- **Task description**: All of the records listed below should be retyped exactly.

A block of data:
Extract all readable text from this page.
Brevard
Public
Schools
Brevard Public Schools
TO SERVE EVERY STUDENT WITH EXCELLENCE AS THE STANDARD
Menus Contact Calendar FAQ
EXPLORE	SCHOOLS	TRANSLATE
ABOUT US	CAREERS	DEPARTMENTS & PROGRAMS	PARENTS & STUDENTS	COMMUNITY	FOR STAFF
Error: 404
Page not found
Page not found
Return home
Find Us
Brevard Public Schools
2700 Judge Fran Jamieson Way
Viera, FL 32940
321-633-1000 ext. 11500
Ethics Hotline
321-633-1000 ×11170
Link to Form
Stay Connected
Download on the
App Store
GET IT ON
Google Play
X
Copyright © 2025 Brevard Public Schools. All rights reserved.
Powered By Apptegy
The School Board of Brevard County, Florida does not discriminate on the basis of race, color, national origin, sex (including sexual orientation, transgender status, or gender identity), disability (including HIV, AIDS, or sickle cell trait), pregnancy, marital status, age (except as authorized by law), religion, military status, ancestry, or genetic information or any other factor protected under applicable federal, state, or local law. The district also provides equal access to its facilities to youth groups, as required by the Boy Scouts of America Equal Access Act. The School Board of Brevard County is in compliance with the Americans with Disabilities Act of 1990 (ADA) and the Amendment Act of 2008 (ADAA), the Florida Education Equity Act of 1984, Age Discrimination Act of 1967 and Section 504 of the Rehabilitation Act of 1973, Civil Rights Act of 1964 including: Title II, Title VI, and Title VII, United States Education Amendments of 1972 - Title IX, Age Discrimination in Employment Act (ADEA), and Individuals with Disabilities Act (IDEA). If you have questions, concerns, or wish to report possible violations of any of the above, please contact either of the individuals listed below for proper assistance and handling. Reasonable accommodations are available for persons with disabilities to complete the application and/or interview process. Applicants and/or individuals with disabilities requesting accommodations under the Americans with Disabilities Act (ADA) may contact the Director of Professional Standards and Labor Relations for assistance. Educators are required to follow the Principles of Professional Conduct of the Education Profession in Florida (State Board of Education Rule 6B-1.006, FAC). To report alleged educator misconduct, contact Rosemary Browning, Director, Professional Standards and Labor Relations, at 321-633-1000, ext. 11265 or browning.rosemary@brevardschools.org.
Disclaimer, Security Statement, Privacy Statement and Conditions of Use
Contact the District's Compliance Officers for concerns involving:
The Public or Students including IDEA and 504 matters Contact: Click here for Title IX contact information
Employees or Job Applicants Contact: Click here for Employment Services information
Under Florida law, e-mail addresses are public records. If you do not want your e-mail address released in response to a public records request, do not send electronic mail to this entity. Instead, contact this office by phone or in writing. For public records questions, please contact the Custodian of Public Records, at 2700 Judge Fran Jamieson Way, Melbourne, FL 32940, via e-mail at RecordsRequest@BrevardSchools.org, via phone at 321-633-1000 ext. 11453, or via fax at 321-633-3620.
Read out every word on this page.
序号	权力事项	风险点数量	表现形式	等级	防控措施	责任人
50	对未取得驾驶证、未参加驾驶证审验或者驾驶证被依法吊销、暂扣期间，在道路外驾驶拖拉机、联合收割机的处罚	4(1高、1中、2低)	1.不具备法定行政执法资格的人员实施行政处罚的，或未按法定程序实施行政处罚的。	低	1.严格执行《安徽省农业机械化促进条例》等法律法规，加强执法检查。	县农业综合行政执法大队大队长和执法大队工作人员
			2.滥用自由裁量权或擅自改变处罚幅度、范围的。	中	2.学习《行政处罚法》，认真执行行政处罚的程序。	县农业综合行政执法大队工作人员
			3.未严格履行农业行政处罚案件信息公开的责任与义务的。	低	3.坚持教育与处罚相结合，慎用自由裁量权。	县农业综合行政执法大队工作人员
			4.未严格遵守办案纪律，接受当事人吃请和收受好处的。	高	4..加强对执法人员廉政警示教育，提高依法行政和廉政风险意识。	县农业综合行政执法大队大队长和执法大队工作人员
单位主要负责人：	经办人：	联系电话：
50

- **Problem solution**:
Extract all readable text from this page.
Brevard
Public
Schools
Brevard Public Schools
TO SERVE EVERY STUDENT WITH EXCELLENCE AS THE STANDARD
Menus Contact Calendar FAQ
EXPLORE	SCHOOLS	TRANSLATE
ABOUT US	CAREERS	DEPARTMENTS & PROGRAMS	PARENTS & STUDENTS	COMMUNITY	FOR STAFF
Error: 404
Page not found
Page not found
Return home
Find Us
Brevard Public Schools
2700 Judge Fran Jamieson Way
Viera, FL 32940
321-633-1000 ext. 11500
Ethics Hotline
321-633-1000 ×11170
Link to Form
Stay Connected
Download on the
App Store
GET IT ON
Google Play
X
Copyright © 2025 Brevard Public Schools. All rights reserved.
Powered By Apptegy
The School Board of Brevard County, Florida does not discriminate on the basis of race, color, national origin, sex (including sexual orientation, transgender status, or gender identity), disability (including HIV, AIDS, or sickle cell trait), pregnancy, marital status, age (except as authorized by law), religion, military status, ancestry, or genetic information or any other factor protected under applicable federal, state, or local law. The district also provides equal access to its facilities to youth groups, as required by the Boy Scouts of America Equal Access Act. The School Board of Brevard County is in compliance with the Americans with Disabilities Act of 1990 (ADA) and the Amendment Act of 2008 (ADAA), the Florida Education Equity Act of 1984, Age Discrimination Act of 1967 and Section 504 of the Rehabilitation Act of 1973, Civil Rights Act of 1964 including: Title II, Title VI, and Title VII, United States Education Amendments of 1972 - Title IX, Age Discrimination in Employment Act (ADEA), and Individuals with Disabilities Act (IDEA). If you have questions, concerns, or wish to report possible violations of any of the above, please contact either of the individuals listed below for proper assistance and handling. Reasonable accommodations are available for persons with disabilities to complete the application and/or interview process. Applicants and/or individuals with disabilities requesting accommodations under the Americans with Disabilities Act (ADA) may contact the Director of Professional Standards and Labor Relations for assistance. Educators are required to follow the Principles of Professional Conduct of the Education Profession in Florida (State Board of Education Rule 6B-1.006, FAC). To report alleged educator misconduct, contact Rosemary Browning, Director, Professional Standards and Labor Relations, at 321-633-1000, ext. 11265 or browning.rosemary@brevardschools.org.
Disclaimer, Security Statement, Privacy Statement and Conditions of Use
Contact the District's Compliance Officers for concerns involving:
The Public or Students including IDEA and 504 matters Contact: Click here for Title IX contact information
Employees or Job Applicants Contact: Click here for Employment Services information
Under Florida law, e-mail addresses are public records. If you do not want your e-mail address released in response to a public records request, do not send electronic mail to this entity. Instead, contact this office by phone or in writing. For public records questions, please contact the Custodian of Public Records, at 2700 Judge Fran Jamieson Way, Melbourne, FL 32940, via e-mail at RecordsRequest@BrevardSchools.org, via phone at 321-633-1000 ext. 11453, or via fax at 321-633-3620.
Read out every word on this page.
序号	权力事项	风险点数量	表现形式	等级	防控措施	责任人
50	对未取得驾驶证、未参加驾驶证审验或者驾驶证被依法吊销、暂扣期间，在道路外驾驶拖拉机、联合收割机的处罚	4(1高、1中、2低)	1.不具备法定行政执法资格的人员实施行政处罚的，或未按法定程序实施行政处罚的。	低	1.严格执行《安徽省农业机械化促进条例》等法律法规，加强执法检查。	县农业综合行政执法大队大队长和执法大队工作人员
			2.滥用自由裁量权或擅自改变处罚幅度、范围的。	中	2.学习《行政处罚法》，认真执行行政处罚的程序。	县农业综合行政执法大队工作人员
			3.未严格履行农业行政处罚案件信息公开的责任与义务的。	低	3.坚持教育与处罚相结合，慎用自由裁量权。	县农业综合行政执法大队工作人员
			4.未严格遵守办案纪律，接受当事人吃请和收受好处的。	高	4..加强对执法人员廉政警示教育，提高依法行政和廉政风险意识。	县农业综合行政执法大队大队长和执法大队工作人员
单位主要负责人：	经办人：	联系电话：
50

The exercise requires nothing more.